» What needs to be done
Check each line below for "used" and report how many have it, nothing else.

════

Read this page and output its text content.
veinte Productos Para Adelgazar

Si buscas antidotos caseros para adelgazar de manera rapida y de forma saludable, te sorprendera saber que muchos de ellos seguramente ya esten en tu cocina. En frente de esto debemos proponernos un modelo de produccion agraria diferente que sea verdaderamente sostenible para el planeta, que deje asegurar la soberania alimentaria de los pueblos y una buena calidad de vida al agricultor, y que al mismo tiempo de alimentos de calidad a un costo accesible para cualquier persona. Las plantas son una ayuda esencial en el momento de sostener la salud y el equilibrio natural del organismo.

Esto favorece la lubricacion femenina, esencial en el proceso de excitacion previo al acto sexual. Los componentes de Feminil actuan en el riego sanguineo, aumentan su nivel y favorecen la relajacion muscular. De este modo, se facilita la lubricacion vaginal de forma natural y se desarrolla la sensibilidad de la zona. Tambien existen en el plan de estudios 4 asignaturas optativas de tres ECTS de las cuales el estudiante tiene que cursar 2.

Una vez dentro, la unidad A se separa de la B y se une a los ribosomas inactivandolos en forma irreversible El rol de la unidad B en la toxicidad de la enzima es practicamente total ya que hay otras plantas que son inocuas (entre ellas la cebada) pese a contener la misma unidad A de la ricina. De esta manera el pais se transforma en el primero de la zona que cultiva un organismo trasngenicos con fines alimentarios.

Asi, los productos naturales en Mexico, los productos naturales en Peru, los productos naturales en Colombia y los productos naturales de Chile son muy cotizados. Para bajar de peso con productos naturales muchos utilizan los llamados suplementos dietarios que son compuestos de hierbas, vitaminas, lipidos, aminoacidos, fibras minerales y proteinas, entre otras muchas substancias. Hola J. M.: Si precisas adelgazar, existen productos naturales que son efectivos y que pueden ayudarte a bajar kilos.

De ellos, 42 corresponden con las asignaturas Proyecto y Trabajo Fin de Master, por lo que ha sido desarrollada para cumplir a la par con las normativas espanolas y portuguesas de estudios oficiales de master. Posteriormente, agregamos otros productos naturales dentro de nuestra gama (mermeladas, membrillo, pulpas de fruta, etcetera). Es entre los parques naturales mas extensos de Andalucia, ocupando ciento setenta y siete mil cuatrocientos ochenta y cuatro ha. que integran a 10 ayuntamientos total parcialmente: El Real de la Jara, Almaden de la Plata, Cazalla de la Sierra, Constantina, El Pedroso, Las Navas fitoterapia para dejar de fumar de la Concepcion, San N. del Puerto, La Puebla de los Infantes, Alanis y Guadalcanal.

════

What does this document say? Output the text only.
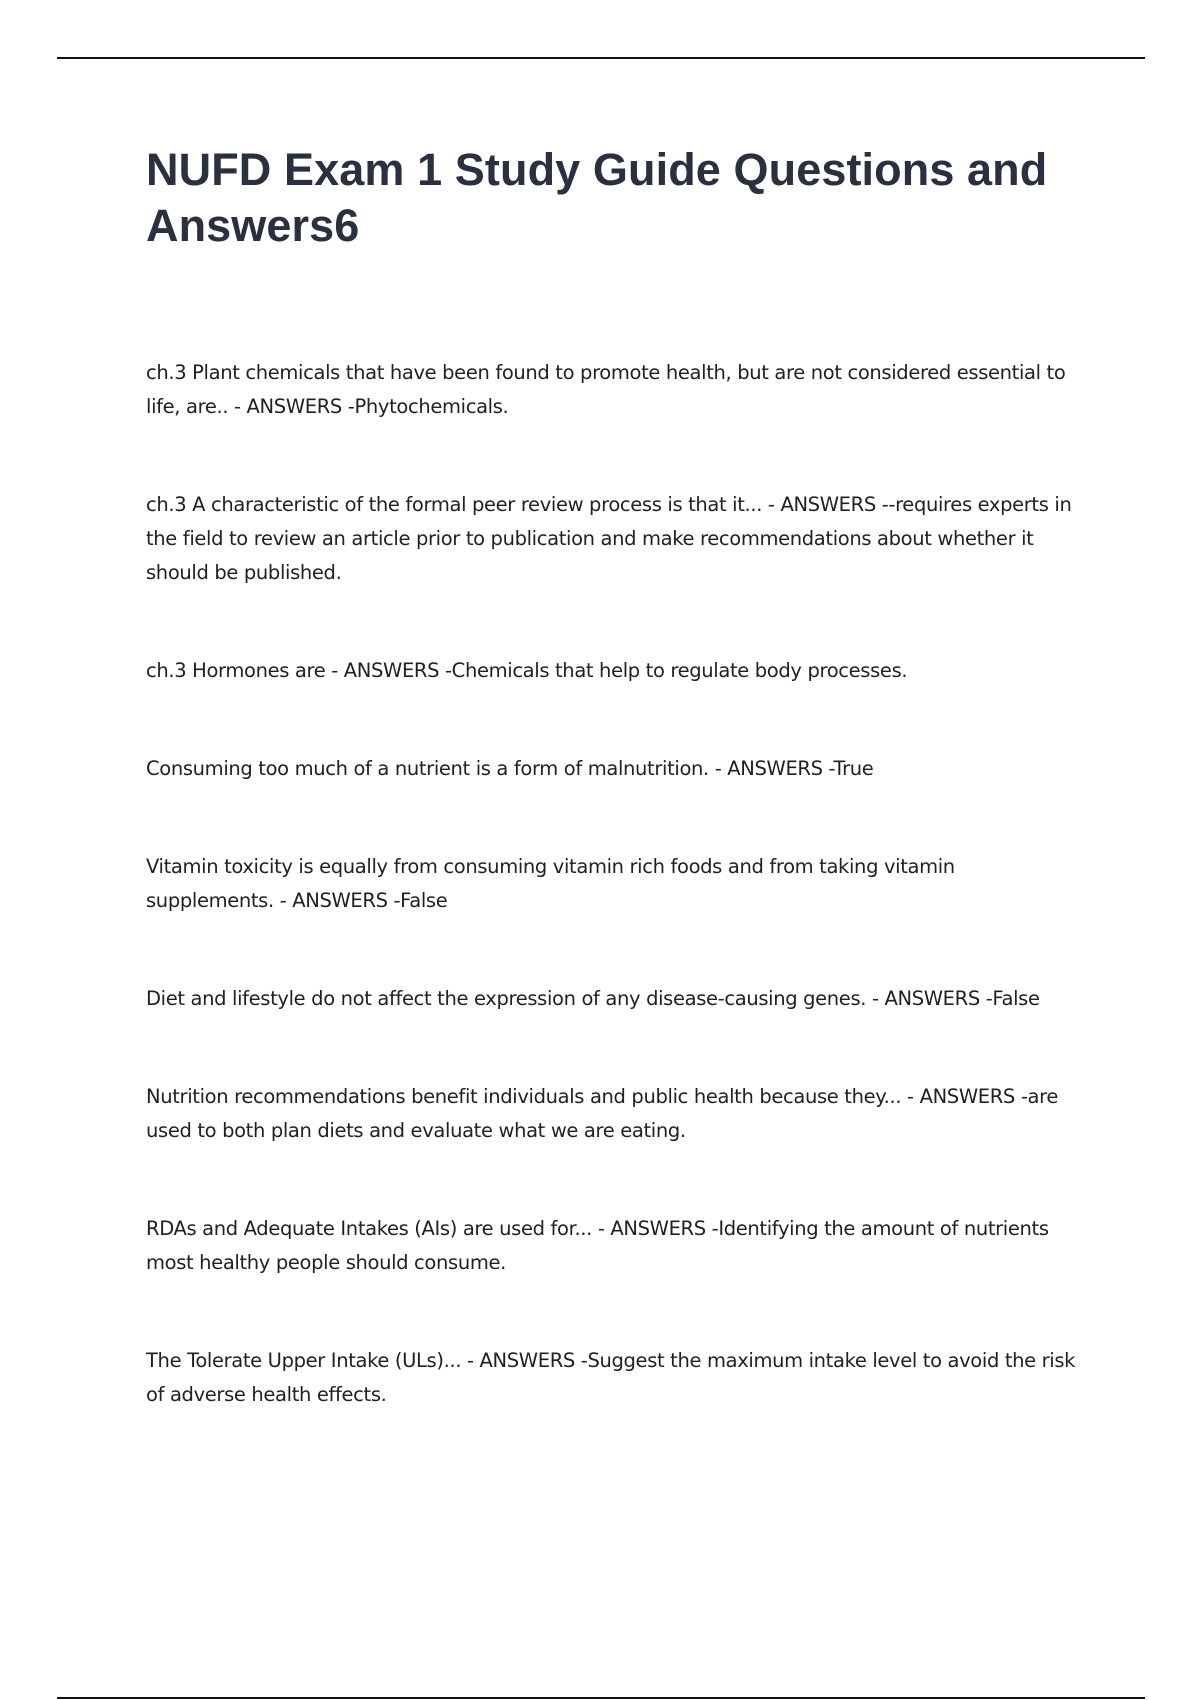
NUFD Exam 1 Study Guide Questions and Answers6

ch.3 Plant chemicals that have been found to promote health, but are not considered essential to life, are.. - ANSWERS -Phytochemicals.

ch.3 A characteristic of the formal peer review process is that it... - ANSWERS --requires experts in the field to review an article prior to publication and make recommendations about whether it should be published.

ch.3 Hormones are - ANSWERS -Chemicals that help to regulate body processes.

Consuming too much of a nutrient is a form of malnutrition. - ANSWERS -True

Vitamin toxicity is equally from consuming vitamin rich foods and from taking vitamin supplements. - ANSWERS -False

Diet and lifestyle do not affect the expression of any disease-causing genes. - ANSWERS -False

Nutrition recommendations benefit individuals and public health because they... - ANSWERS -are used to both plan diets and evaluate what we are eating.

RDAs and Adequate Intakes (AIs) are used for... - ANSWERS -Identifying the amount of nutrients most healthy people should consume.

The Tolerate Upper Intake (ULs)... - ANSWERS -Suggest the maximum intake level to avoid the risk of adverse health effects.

════

» Response to this exercise
2